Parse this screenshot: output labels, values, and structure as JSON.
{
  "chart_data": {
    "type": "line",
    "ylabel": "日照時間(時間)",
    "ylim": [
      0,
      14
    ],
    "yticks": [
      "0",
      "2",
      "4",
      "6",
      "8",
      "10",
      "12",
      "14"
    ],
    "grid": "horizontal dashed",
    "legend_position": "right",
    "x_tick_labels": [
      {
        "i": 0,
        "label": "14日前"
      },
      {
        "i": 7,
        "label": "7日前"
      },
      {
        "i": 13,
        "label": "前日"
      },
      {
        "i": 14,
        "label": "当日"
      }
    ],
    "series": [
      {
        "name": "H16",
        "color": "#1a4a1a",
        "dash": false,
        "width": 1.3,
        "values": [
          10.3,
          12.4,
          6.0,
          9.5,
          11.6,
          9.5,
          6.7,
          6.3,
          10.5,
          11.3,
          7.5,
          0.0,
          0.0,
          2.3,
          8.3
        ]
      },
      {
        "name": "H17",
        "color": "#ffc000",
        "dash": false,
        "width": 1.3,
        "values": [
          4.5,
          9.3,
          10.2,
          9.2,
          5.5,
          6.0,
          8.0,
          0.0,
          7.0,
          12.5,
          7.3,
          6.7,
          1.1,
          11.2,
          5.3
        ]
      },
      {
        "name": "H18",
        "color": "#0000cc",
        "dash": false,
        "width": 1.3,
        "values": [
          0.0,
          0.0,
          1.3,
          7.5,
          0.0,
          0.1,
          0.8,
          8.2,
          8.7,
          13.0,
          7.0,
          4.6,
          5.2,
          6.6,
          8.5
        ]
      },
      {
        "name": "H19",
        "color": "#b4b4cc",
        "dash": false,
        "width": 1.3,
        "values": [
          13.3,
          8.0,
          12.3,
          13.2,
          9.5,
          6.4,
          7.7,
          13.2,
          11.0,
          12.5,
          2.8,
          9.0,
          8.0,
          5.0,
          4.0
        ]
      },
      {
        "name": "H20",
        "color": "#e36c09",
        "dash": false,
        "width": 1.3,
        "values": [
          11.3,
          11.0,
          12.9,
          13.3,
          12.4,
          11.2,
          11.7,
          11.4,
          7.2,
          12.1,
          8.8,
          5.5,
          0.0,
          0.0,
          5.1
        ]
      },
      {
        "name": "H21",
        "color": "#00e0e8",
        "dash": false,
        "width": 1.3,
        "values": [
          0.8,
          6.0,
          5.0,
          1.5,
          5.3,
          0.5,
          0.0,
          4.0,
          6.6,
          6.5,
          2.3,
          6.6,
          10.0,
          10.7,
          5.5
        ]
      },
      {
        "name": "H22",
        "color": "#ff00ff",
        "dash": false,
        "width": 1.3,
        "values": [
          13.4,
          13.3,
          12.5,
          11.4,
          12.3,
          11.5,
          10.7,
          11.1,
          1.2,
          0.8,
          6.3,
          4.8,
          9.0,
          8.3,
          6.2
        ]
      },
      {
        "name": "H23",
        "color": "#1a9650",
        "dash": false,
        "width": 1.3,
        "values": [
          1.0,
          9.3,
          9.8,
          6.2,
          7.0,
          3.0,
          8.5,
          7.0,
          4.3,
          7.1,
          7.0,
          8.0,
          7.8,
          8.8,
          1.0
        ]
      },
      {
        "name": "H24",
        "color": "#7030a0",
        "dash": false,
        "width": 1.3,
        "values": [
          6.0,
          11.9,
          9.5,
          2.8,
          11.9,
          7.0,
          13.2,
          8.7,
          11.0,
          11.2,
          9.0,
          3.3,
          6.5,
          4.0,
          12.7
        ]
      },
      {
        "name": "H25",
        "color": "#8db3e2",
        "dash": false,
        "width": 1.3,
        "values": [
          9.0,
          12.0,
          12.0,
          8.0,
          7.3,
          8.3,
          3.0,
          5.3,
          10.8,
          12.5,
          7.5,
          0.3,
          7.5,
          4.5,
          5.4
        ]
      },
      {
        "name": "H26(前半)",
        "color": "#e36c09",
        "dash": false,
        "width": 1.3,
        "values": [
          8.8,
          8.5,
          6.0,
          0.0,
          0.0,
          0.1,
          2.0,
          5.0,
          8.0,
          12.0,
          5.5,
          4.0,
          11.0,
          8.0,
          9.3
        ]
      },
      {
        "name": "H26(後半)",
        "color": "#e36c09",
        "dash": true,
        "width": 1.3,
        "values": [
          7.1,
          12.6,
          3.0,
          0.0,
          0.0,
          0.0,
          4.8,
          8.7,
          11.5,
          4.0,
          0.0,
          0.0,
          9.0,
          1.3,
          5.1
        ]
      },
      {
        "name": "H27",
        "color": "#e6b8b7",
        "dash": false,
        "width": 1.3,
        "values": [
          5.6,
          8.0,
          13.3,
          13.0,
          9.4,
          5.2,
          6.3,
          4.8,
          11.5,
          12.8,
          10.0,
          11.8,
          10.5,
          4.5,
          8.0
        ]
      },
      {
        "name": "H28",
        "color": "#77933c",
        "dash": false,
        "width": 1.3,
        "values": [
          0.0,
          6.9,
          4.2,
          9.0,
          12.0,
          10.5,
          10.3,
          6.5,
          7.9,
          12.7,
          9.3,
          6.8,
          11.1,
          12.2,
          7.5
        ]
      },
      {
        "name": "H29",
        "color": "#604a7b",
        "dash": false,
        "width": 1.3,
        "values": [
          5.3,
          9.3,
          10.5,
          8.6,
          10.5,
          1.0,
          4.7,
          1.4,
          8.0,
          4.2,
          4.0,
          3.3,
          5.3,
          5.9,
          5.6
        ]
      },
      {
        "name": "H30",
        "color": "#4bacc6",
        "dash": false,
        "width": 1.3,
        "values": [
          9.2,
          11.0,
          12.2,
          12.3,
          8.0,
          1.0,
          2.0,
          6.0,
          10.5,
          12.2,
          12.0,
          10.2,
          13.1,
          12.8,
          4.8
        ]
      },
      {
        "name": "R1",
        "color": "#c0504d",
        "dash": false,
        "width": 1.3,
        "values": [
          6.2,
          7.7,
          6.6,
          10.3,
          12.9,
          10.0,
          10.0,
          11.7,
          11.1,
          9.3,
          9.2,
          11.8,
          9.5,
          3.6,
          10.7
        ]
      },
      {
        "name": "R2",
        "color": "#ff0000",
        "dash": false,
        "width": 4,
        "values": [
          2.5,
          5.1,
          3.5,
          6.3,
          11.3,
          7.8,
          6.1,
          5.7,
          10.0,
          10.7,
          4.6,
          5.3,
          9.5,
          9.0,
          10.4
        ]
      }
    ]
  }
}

++++

Required task: Copy each line of the data exactly, leaving nothing out.

The result:
Parse this screenshot: output labels, values, and structure as JSON.
{
  "chart_data": {
    "type": "line",
    "ylabel": "日照時間(時間)",
    "ylim": [
      0,
      14
    ],
    "yticks": [
      "0",
      "2",
      "4",
      "6",
      "8",
      "10",
      "12",
      "14"
    ],
    "grid": "horizontal dashed",
    "legend_position": "right",
    "x_tick_labels": [
      {
        "i": 0,
        "label": "14日前"
      },
      {
        "i": 7,
        "label": "7日前"
      },
      {
        "i": 13,
        "label": "前日"
      },
      {
        "i": 14,
        "label": "当日"
      }
    ],
    "series": [
      {
        "name": "H16",
        "color": "#1a4a1a",
        "dash": false,
        "width": 1.3,
        "values": [
          10.3,
          12.4,
          6.0,
          9.5,
          11.6,
          9.5,
          6.7,
          6.3,
          10.5,
          11.3,
          7.5,
          0.0,
          0.0,
          2.3,
          8.3
        ]
      },
      {
        "name": "H17",
        "color": "#ffc000",
        "dash": false,
        "width": 1.3,
        "values": [
          4.5,
          9.3,
          10.2,
          9.2,
          5.5,
          6.0,
          8.0,
          0.0,
          7.0,
          12.5,
          7.3,
          6.7,
          1.1,
          11.2,
          5.3
        ]
      },
      {
        "name": "H18",
        "color": "#0000cc",
        "dash": false,
        "width": 1.3,
        "values": [
          0.0,
          0.0,
          1.3,
          7.5,
          0.0,
          0.1,
          0.8,
          8.2,
          8.7,
          13.0,
          7.0,
          4.6,
          5.2,
          6.6,
          8.5
        ]
      },
      {
        "name": "H19",
        "color": "#b4b4cc",
        "dash": false,
        "width": 1.3,
        "values": [
          13.3,
          8.0,
          12.3,
          13.2,
          9.5,
          6.4,
          7.7,
          13.2,
          11.0,
          12.5,
          2.8,
          9.0,
          8.0,
          5.0,
          4.0
        ]
      },
      {
        "name": "H20",
        "color": "#e36c09",
        "dash": false,
        "width": 1.3,
        "values": [
          11.3,
          11.0,
          12.9,
          13.3,
          12.4,
          11.2,
          11.7,
          11.4,
          7.2,
          12.1,
          8.8,
          5.5,
          0.0,
          0.0,
          5.1
        ]
      },
      {
        "name": "H21",
        "color": "#00e0e8",
        "dash": false,
        "width": 1.3,
        "values": [
          0.8,
          6.0,
          5.0,
          1.5,
          5.3,
          0.5,
          0.0,
          4.0,
          6.6,
          6.5,
          2.3,
          6.6,
          10.0,
          10.7,
          5.5
        ]
      },
      {
        "name": "H22",
        "color": "#ff00ff",
        "dash": false,
        "width": 1.3,
        "values": [
          13.4,
          13.3,
          12.5,
          11.4,
          12.3,
          11.5,
          10.7,
          11.1,
          1.2,
          0.8,
          6.3,
          4.8,
          9.0,
          8.3,
          6.2
        ]
      },
      {
        "name": "H23",
        "color": "#1a9650",
        "dash": false,
        "width": 1.3,
        "values": [
          1.0,
          9.3,
          9.8,
          6.2,
          7.0,
          3.0,
          8.5,
          7.0,
          4.3,
          7.1,
          7.0,
          8.0,
          7.8,
          8.8,
          1.0
        ]
      },
      {
        "name": "H24",
        "color": "#7030a0",
        "dash": false,
        "width": 1.3,
        "values": [
          6.0,
          11.9,
          9.5,
          2.8,
          11.9,
          7.0,
          13.2,
          8.7,
          11.0,
          11.2,
          9.0,
          3.3,
          6.5,
          4.0,
          12.7
        ]
      },
      {
        "name": "H25",
        "color": "#8db3e2",
        "dash": false,
        "width": 1.3,
        "values": [
          9.0,
          12.0,
          12.0,
          8.0,
          7.3,
          8.3,
          3.0,
          5.3,
          10.8,
          12.5,
          7.5,
          0.3,
          7.5,
          4.5,
          5.4
        ]
      },
      {
        "name": "H26(前半)",
        "color": "#e36c09",
        "dash": false,
        "width": 1.3,
        "values": [
          8.8,
          8.5,
          6.0,
          0.0,
          0.0,
          0.1,
          2.0,
          5.0,
          8.0,
          12.0,
          5.5,
          4.0,
          11.0,
          8.0,
          9.3
        ]
      },
      {
        "name": "H26(後半)",
        "color": "#e36c09",
        "dash": true,
        "width": 1.3,
        "values": [
          7.1,
          12.6,
          3.0,
          0.0,
          0.0,
          0.0,
          4.8,
          8.7,
          11.5,
          4.0,
          0.0,
          0.0,
          9.0,
          1.3,
          5.1
        ]
      },
      {
        "name": "H27",
        "color": "#e6b8b7",
        "dash": false,
        "width": 1.3,
        "values": [
          5.6,
          8.0,
          13.3,
          13.0,
          9.4,
          5.2,
          6.3,
          4.8,
          11.5,
          12.8,
          10.0,
          11.8,
          10.5,
          4.5,
          8.0
        ]
      },
      {
        "name": "H28",
        "color": "#77933c",
        "dash": false,
        "width": 1.3,
        "values": [
          0.0,
          6.9,
          4.2,
          9.0,
          12.0,
          10.5,
          10.3,
          6.5,
          7.9,
          12.7,
          9.3,
          6.8,
          11.1,
          12.2,
          7.5
        ]
      },
      {
        "name": "H29",
        "color": "#604a7b",
        "dash": false,
        "width": 1.3,
        "values": [
          5.3,
          9.3,
          10.5,
          8.6,
          10.5,
          1.0,
          4.7,
          1.4,
          8.0,
          4.2,
          4.0,
          3.3,
          5.3,
          5.9,
          5.6
        ]
      },
      {
        "name": "H30",
        "color": "#4bacc6",
        "dash": false,
        "width": 1.3,
        "values": [
          9.2,
          11.0,
          12.2,
          12.3,
          8.0,
          1.0,
          2.0,
          6.0,
          10.5,
          12.2,
          12.0,
          10.2,
          13.1,
          12.8,
          4.8
        ]
      },
      {
        "name": "R1",
        "color": "#c0504d",
        "dash": false,
        "width": 1.3,
        "values": [
          6.2,
          7.7,
          6.6,
          10.3,
          12.9,
          10.0,
          10.0,
          11.7,
          11.1,
          9.3,
          9.2,
          11.8,
          9.5,
          3.6,
          10.7
        ]
      },
      {
        "name": "R2",
        "color": "#ff0000",
        "dash": false,
        "width": 4,
        "values": [
          2.5,
          5.1,
          3.5,
          6.3,
          11.3,
          7.8,
          6.1,
          5.7,
          10.0,
          10.7,
          4.6,
          5.3,
          9.5,
          9.0,
          10.4
        ]
      }
    ]
  }
}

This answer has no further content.